==== THE RECORDS
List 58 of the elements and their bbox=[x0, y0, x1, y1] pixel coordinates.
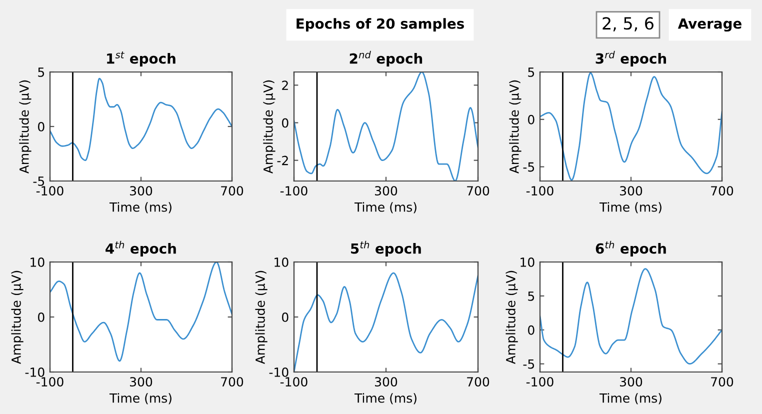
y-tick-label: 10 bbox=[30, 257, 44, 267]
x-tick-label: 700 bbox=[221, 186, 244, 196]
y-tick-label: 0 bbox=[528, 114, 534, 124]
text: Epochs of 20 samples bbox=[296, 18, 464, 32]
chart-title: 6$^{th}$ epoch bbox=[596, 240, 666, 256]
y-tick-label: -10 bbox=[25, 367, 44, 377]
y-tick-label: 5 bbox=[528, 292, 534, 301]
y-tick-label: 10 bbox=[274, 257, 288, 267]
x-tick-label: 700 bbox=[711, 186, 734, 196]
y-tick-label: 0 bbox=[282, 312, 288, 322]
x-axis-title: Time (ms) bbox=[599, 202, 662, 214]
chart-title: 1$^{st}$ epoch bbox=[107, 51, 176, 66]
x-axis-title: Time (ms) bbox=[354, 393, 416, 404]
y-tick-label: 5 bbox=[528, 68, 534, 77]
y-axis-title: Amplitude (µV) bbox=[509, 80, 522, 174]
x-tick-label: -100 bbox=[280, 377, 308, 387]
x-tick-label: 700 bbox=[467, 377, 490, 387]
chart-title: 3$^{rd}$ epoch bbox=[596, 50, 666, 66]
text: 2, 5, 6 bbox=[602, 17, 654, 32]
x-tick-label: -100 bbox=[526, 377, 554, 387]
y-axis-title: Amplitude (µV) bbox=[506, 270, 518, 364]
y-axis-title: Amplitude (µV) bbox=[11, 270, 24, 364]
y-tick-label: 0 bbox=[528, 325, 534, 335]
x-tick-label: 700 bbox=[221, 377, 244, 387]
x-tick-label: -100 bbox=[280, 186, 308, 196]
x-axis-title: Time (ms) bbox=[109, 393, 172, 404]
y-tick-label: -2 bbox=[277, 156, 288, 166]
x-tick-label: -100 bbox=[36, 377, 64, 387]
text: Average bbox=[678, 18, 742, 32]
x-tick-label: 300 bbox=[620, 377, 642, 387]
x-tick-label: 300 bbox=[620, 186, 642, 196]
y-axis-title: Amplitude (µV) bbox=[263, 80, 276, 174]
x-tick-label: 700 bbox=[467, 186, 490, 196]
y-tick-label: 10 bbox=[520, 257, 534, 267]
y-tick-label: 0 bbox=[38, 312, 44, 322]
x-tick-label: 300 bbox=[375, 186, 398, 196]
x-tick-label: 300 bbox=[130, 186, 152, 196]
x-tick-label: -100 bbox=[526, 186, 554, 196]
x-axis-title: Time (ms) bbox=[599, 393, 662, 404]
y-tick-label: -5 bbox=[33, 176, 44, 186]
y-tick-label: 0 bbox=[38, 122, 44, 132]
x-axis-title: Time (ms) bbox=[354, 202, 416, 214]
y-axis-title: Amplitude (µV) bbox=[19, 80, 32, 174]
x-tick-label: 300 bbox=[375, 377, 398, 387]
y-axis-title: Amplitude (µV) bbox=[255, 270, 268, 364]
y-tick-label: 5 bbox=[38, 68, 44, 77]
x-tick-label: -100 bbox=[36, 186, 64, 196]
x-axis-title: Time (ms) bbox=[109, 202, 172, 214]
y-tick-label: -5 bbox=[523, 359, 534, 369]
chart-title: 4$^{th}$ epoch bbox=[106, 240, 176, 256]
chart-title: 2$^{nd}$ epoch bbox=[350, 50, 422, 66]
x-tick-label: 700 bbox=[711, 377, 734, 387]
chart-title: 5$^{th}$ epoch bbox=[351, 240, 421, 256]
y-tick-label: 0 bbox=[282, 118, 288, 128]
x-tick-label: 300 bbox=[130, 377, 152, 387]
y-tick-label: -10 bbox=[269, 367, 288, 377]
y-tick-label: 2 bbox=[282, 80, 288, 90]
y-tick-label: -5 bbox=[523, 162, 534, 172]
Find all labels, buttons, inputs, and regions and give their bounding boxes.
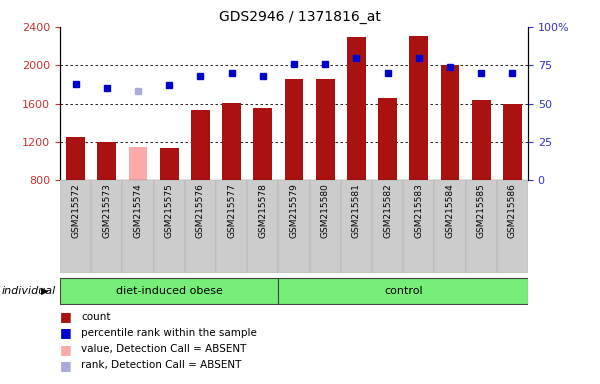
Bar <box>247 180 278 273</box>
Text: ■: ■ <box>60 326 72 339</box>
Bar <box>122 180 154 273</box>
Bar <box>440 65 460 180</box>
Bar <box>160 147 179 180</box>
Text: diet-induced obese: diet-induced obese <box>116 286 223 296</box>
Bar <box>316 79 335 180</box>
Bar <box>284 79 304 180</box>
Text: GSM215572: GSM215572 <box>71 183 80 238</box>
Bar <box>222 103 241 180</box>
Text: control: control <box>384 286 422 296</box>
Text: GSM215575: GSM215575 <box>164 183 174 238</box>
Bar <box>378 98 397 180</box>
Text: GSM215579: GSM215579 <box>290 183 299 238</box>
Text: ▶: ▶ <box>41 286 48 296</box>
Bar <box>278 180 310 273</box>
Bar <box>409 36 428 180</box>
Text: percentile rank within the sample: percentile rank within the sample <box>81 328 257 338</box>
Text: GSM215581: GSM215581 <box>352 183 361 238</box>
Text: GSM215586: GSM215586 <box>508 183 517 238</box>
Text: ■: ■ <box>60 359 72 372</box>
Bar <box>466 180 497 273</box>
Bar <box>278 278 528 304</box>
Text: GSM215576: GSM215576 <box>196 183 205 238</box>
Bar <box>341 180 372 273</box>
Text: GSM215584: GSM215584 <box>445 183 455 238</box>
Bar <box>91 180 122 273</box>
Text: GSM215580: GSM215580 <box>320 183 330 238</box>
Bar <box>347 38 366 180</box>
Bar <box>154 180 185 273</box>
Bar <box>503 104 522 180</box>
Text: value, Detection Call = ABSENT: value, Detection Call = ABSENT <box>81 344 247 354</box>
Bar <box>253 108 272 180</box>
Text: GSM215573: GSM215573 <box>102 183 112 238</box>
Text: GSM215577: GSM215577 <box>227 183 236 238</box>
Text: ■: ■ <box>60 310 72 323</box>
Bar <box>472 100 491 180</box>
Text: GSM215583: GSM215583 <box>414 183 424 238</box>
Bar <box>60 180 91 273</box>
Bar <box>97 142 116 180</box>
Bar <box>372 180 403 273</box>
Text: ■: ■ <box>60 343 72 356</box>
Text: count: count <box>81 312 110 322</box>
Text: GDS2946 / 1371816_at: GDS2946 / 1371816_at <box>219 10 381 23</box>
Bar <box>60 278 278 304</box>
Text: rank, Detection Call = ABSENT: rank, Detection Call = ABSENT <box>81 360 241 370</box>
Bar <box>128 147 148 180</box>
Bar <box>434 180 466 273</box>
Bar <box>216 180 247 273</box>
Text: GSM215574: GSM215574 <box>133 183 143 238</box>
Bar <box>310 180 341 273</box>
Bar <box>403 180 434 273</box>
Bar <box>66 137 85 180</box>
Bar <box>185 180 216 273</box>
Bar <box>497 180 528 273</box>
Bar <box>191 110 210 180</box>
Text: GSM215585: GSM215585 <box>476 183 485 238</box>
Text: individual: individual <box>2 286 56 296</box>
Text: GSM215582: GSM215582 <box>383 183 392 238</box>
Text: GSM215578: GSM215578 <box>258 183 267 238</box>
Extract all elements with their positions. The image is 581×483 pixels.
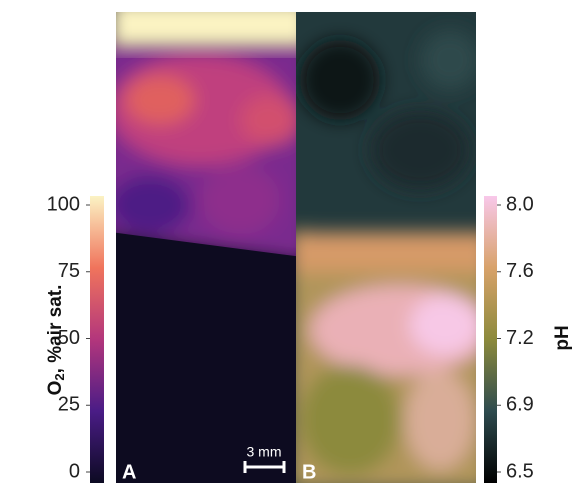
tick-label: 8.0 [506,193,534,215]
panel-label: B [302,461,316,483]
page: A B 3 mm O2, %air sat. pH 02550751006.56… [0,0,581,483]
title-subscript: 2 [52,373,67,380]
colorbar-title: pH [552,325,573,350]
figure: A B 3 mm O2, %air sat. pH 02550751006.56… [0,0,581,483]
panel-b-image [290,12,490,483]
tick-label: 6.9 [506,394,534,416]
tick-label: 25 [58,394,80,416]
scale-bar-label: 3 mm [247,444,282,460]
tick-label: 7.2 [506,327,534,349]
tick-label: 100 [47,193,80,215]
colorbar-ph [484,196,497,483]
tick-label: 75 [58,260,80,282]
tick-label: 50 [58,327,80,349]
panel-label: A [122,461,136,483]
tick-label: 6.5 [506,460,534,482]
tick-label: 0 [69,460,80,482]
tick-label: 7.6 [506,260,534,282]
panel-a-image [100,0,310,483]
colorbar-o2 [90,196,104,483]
========
▶ [BRIEF]:
Copy out verbatim the data from the line with "Bar <box>247 180 278 273</box>" up to and including the line with "Bar <box>278 278 528 304</box>".

▶ [TASK RESPONSE]:
Bar <box>247 180 278 273</box>
Text: ■: ■ <box>60 326 72 339</box>
Bar <box>122 180 154 273</box>
Bar <box>440 65 460 180</box>
Bar <box>160 147 179 180</box>
Text: diet-induced obese: diet-induced obese <box>116 286 223 296</box>
Bar <box>316 79 335 180</box>
Bar <box>284 79 304 180</box>
Text: GSM215572: GSM215572 <box>71 183 80 238</box>
Bar <box>222 103 241 180</box>
Text: control: control <box>384 286 422 296</box>
Text: GSM215575: GSM215575 <box>164 183 174 238</box>
Bar <box>378 98 397 180</box>
Text: GSM215579: GSM215579 <box>290 183 299 238</box>
Text: ▶: ▶ <box>41 286 48 296</box>
Bar <box>278 180 310 273</box>
Bar <box>409 36 428 180</box>
Text: percentile rank within the sample: percentile rank within the sample <box>81 328 257 338</box>
Text: GSM215581: GSM215581 <box>352 183 361 238</box>
Text: GSM215586: GSM215586 <box>508 183 517 238</box>
Text: ■: ■ <box>60 359 72 372</box>
Bar <box>466 180 497 273</box>
Bar <box>278 278 528 304</box>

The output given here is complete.